__Aim of the task__. Copy each line holding the string "뿐이로다".

[Start of Supplied records]

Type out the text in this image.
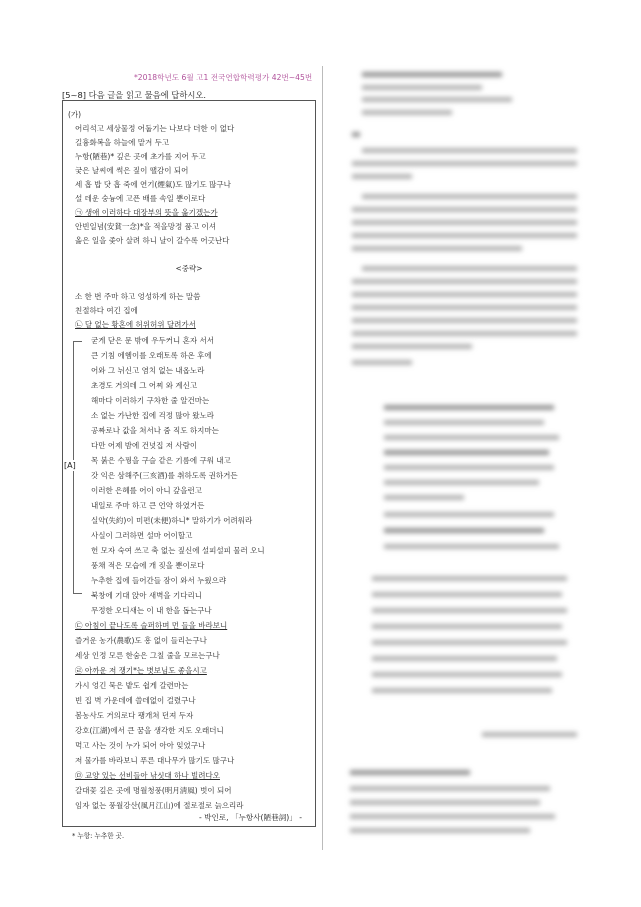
*2018학년도 6월 고1 전국연합학력평가 42번~45번
[5~8] 다음 글을 읽고 물음에 답하시오.
(가)
어리석고 세상물정 어둡기는 나보다 더한 이 없다
길흉화복을 하늘에 맡겨 두고
누항(陋巷)* 깊은 곳에 초가를 지어 두고
궂은 날씨에 썩은 짚이 땔감이 되어
세 홉 밥 닷 홉 죽에 연기(煙氣)도 많기도 많구나
설 데운 숭늉에 고픈 배를 속일 뿐이로다
㉠ 생애 이러하다 대장부의 뜻을 옮기겠는가
안빈일념(安貧一念)*을 적을망정 품고 이셔
옳은 일을 좇아 살려 하니 날이 갈수록 어긋난다
<중략>
소 한 번 주마 하고 엉성하게 하는 말씀
친절하다 여긴 집에
㉡ 달 없는 황혼에 허위허위 달려가서
[A]
굳게 닫은 문 밖에 우두커니 혼자 서서
큰 기침 에헴이를 오래토록 하온 후에
어와 그 뉘신고 염치 없는 내옵노라
초경도 거의데 그 어찌 와 계신고
해마다 이러하기 구차한 줄 알건마는
소 없는 가난한 집에 걱정 많아 왔노라
공짜로나 값을 쳐서나 줌 직도 하지마는
다만 어제 밤에 건넛집 저 사람이
목 붉은 수꿩을 구슬 같은 기름에 구워 내고
갓 익은 삼해주(三亥酒)를 취하도록 권하거든
이러한 은혜를 어이 아니 갚을런고
내일로 주마 하고 큰 언약 하였거든
실약(失約)이 미편(未便)하니* 말하기가 어려워라
사실이 그러하면 설마 어이할고
헌 모자 숙여 쓰고 축 없는 짚신에 설피설피 물러 오니
풍채 적은 모습에 개 짖을 뿐이로다
누추한 집에 들어간들 잠이 와서 누웠으랴
북창에 기대 앉아 새벽을 기다리니
무정한 오디새는 이 내 한을 돕는구나
㉢ 아침이 끝나도록 슬퍼하며 먼 들을 바라보니
즐거운 농가(農歌)도 흥 없이 들리는구나
세상 인정 모른 한숨은 그칠 줄을 모르는구나
㉣ 아까운 저 쟁기*는 볏보님도 좋을시고
가시 엉긴 묵은 밭도 쉽게 갈련마는
빈 집 벽 가운데에 쓸데없이 걸렸구나
봄농사도 거의로다 팽개쳐 던져 두자
강호(江湖)에서 큰 꿈을 생각한 지도 오래더니
먹고 사는 것이 누가 되어 아아 잊었구나
저 물가를 바라보니 푸른 대나무가 많기도 많구나
㉤ 교양 있는 선비들아 낚싯대 하나 빌려다오
갈대꽃 깊은 곳에 명월청풍(明月淸風) 벗이 되어
임자 없는 풍월강산(風月江山)에 절로절로 늙으리라
- 박인로, 「누항사(陋巷詞)」 -
* 누항: 누추한 곳.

[End of Supplied records]

__Reply__.
설 데운 숭늉에 고픈 배를 속일 뿐이로다
풍채 적은 모습에 개 짖을 뿐이로다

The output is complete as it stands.